** Start of Input records **

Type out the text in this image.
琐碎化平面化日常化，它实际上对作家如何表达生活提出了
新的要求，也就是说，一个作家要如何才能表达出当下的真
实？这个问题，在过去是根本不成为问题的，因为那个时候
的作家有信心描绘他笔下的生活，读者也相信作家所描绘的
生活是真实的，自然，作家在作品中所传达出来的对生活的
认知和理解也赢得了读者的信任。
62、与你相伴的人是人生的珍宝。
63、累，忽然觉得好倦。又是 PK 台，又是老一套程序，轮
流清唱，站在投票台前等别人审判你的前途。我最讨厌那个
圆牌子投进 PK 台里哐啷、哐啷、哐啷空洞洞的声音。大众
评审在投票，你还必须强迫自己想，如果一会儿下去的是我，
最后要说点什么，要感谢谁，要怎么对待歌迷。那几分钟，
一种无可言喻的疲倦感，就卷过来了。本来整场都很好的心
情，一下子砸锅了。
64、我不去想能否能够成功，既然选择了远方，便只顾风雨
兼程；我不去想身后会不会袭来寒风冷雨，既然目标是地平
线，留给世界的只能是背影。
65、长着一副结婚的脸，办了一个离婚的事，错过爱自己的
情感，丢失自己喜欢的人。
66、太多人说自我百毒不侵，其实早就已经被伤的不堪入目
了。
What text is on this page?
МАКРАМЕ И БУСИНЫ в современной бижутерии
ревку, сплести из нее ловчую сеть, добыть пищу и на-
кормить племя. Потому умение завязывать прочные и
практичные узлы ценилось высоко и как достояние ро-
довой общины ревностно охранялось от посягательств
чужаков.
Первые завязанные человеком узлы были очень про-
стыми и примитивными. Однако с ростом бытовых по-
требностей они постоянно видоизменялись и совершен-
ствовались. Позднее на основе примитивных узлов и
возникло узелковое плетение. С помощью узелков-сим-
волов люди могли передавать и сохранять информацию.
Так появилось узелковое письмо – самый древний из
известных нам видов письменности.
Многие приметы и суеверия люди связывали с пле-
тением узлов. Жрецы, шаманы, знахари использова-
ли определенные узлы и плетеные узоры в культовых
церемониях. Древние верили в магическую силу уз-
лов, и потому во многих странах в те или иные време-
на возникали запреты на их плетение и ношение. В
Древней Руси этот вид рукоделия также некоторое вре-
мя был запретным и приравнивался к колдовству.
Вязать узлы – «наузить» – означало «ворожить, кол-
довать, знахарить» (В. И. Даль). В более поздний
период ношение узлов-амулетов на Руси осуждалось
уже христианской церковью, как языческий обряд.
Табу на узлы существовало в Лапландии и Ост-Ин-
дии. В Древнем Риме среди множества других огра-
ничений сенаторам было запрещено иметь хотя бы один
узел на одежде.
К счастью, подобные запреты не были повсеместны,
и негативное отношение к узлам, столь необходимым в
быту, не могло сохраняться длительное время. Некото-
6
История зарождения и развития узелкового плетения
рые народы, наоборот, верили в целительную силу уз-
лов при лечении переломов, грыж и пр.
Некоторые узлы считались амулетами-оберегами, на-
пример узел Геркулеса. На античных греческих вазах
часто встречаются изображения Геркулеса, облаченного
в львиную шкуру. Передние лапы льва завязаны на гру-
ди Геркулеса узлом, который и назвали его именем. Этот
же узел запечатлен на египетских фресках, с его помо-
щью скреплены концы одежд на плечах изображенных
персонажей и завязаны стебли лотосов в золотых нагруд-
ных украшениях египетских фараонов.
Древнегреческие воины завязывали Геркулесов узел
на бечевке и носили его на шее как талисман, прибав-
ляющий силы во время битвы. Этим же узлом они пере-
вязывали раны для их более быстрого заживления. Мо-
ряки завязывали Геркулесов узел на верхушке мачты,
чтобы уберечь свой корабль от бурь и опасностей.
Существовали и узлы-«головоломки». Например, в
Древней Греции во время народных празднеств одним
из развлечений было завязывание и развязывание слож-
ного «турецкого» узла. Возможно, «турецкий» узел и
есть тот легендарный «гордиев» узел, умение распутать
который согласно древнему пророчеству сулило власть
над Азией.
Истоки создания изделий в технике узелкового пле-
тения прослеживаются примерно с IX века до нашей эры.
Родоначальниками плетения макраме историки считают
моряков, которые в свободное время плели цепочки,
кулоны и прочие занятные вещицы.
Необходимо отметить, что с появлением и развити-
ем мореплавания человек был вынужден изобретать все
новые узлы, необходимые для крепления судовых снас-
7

** End of Input records **

_Brief:_
Recopy the whole listing exactly.

_Output below:_
Type out the text in this image.
琐碎化平面化日常化，它实际上对作家如何表达生活提出了
新的要求，也就是说，一个作家要如何才能表达出当下的真
实？这个问题，在过去是根本不成为问题的，因为那个时候
的作家有信心描绘他笔下的生活，读者也相信作家所描绘的
生活是真实的，自然，作家在作品中所传达出来的对生活的
认知和理解也赢得了读者的信任。
62、与你相伴的人是人生的珍宝。
63、累，忽然觉得好倦。又是 PK 台，又是老一套程序，轮
流清唱，站在投票台前等别人审判你的前途。我最讨厌那个
圆牌子投进 PK 台里哐啷、哐啷、哐啷空洞洞的声音。大众
评审在投票，你还必须强迫自己想，如果一会儿下去的是我，
最后要说点什么，要感谢谁，要怎么对待歌迷。那几分钟，
一种无可言喻的疲倦感，就卷过来了。本来整场都很好的心
情，一下子砸锅了。
64、我不去想能否能够成功，既然选择了远方，便只顾风雨
兼程；我不去想身后会不会袭来寒风冷雨，既然目标是地平
线，留给世界的只能是背影。
65、长着一副结婚的脸，办了一个离婚的事，错过爱自己的
情感，丢失自己喜欢的人。
66、太多人说自我百毒不侵，其实早就已经被伤的不堪入目
了。
What text is on this page?
МАКРАМЕ И БУСИНЫ в современной бижутерии
ревку, сплести из нее ловчую сеть, добыть пищу и на-
кормить племя. Потому умение завязывать прочные и
практичные узлы ценилось высоко и как достояние ро-
довой общины ревностно охранялось от посягательств
чужаков.
Первые завязанные человеком узлы были очень про-
стыми и примитивными. Однако с ростом бытовых по-
требностей они постоянно видоизменялись и совершен-
ствовались. Позднее на основе примитивных узлов и
возникло узелковое плетение. С помощью узелков-сим-
волов люди могли передавать и сохранять информацию.
Так появилось узелковое письмо – самый древний из
известных нам видов письменности.
Многие приметы и суеверия люди связывали с пле-
тением узлов. Жрецы, шаманы, знахари использова-
ли определенные узлы и плетеные узоры в культовых
церемониях. Древние верили в магическую силу уз-
лов, и потому во многих странах в те или иные време-
на возникали запреты на их плетение и ношение. В
Древней Руси этот вид рукоделия также некоторое вре-
мя был запретным и приравнивался к колдовству.
Вязать узлы – «наузить» – означало «ворожить, кол-
довать, знахарить» (В. И. Даль). В более поздний
период ношение узлов-амулетов на Руси осуждалось
уже христианской церковью, как языческий обряд.
Табу на узлы существовало в Лапландии и Ост-Ин-
дии. В Древнем Риме среди множества других огра-
ничений сенаторам было запрещено иметь хотя бы один
узел на одежде.
К счастью, подобные запреты не были повсеместны,
и негативное отношение к узлам, столь необходимым в
быту, не могло сохраняться длительное время. Некото-
6
История зарождения и развития узелкового плетения
рые народы, наоборот, верили в целительную силу уз-
лов при лечении переломов, грыж и пр.
Некоторые узлы считались амулетами-оберегами, на-
пример узел Геркулеса. На античных греческих вазах
часто встречаются изображения Геркулеса, облаченного
в львиную шкуру. Передние лапы льва завязаны на гру-
ди Геркулеса узлом, который и назвали его именем. Этот
же узел запечатлен на египетских фресках, с его помо-
щью скреплены концы одежд на плечах изображенных
персонажей и завязаны стебли лотосов в золотых нагруд-
ных украшениях египетских фараонов.
Древнегреческие воины завязывали Геркулесов узел
на бечевке и носили его на шее как талисман, прибав-
ляющий силы во время битвы. Этим же узлом они пере-
вязывали раны для их более быстрого заживления. Мо-
ряки завязывали Геркулесов узел на верхушке мачты,
чтобы уберечь свой корабль от бурь и опасностей.
Существовали и узлы-«головоломки». Например, в
Древней Греции во время народных празднеств одним
из развлечений было завязывание и развязывание слож-
ного «турецкого» узла. Возможно, «турецкий» узел и
есть тот легендарный «гордиев» узел, умение распутать
который согласно древнему пророчеству сулило власть
над Азией.
Истоки создания изделий в технике узелкового пле-
тения прослеживаются примерно с IX века до нашей эры.
Родоначальниками плетения макраме историки считают
моряков, которые в свободное время плели цепочки,
кулоны и прочие занятные вещицы.
Необходимо отметить, что с появлением и развити-
ем мореплавания человек был вынужден изобретать все
новые узлы, необходимые для крепления судовых снас-
7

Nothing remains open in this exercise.